En Italie même, et dès ses premiers pas, il compose trois opuscules : la Sfera, les Signes du Temps, le Candelajo. Les deux premiers se sont perdus. Le troisième a dû de survivre, à ce hasard qu’il vit le jour à Paris. Comédie tout imprégnée de la vie napolitaine, cette bouffonnerie, probablement à double sens, échappe à l’analyse. En Italie même, le sens en est discuté, et jusqu’à celui du titre. Pamphlet en somme, assez confus, où grouille l’Italie d’alors, avec ses vices et ses travers bien pareils à ceux de l’Italie actuelle. Espèce de Ménippée manquée et qui fait admirer plus encore notre incomparable satire gauloise.

Il y avait, dans ce troublé et vivant seizième siècle, des étapes presque réglées d’avance pour les voyageurs de la doctrine, tels que Bruno. Genève était de ces villes où les oiseaux migrateurs de l’esprit allaient se poser. En l’année 1579, nous y voyons Giordano. Il a, « pour l’étude, délié sa poupe des rivages de la patrie ». Il « s’est confié à la haute mer, il livre ses voiles aux vents légers. Malheureux, il sillonne de ce bois si fragile les vastes étendues des flots ». « Il passe les monts, et les fleuves rapaces. Tout ! Car il veut boire à la source de sagesse afin d’appeler vers lui docteurs et maîtres… afin que lui échoie la gloire parmi le vulgaire, le souffle de la renommée, la faveur, l’applaudissement[1]. »

+ + + + +

Consigne 1 -
D'après le document :
(a) Quels sont les trois opuscules composés en Italie ?
(b) Lequel de ces opuscules a survécu, et dans quelle ville a-t-il vu le jour ?
(c) En quelle année voit-on Giordano à Genève ?
Consigne 2 -
Extrayez du document, sans rien y changer, le passage qui s'ouvre sur les mots « En Italie même, et » et se termine par « incomparable satire gauloise. ».
Répondez en vous fondant uniquement sur le document.

Données fournies -
+ + + + +

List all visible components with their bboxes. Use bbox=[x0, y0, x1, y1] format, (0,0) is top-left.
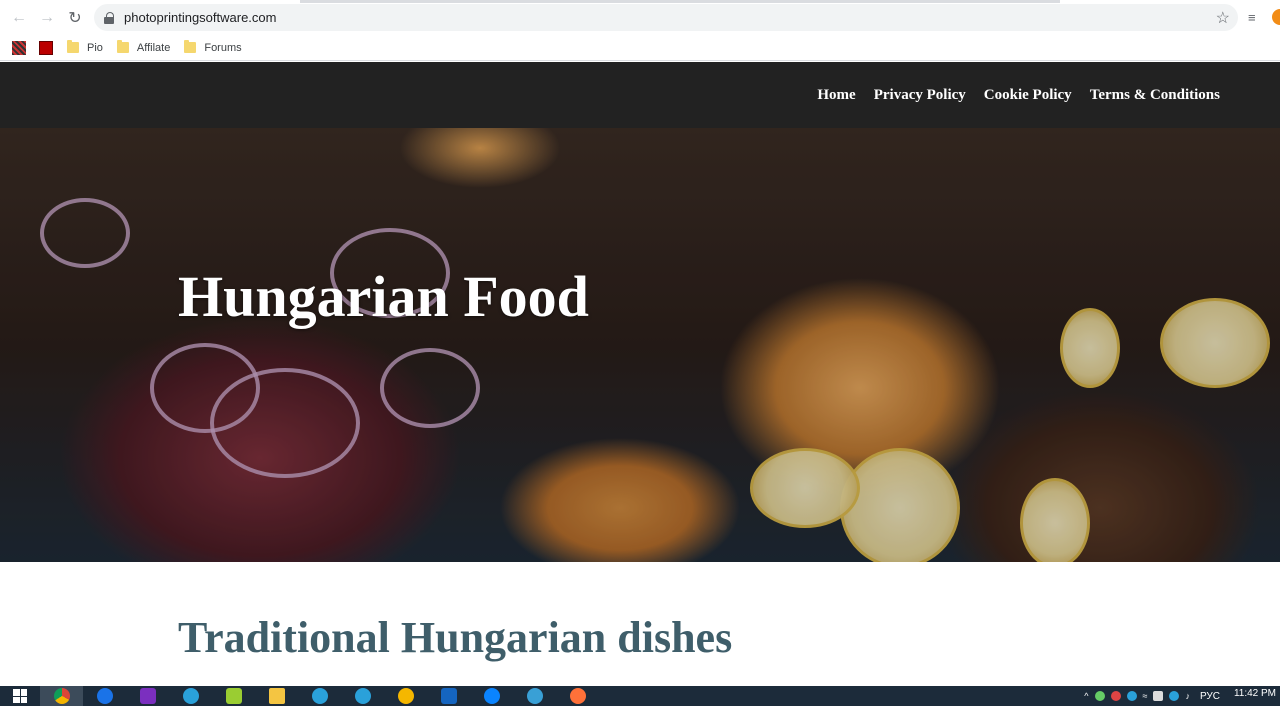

+ + + + +

Réponse rédigée 1 -
(a) La Sfera, les Signes du Temps et le Candelajo.
(b) Le Candelajo, qui a vu le jour à Paris.
(c) En 1579.

Réponse rédigée 2 -
En Italie même, et dès ses premiers pas, il compose trois opuscules : la Sfera, les Signes du Temps, le Candelajo. Les deux premiers se sont perdus. Le troisième a dû de survivre, à ce hasard qu’il vit le jour à Paris. Comédie tout imprégnée de la vie napolitaine, cette bouffonnerie, probablement à double sens, échappe à l’analyse. En Italie même, le sens en est discuté, et jusqu’à celui du titre. Pamphlet en somme, assez confus, où grouille l’Italie d’alors, avec ses vices et ses travers bien pareils à ceux de l’Italie actuelle. Espèce de Ménippée manquée et qui fait admirer plus encore notre incomparable satire gauloise.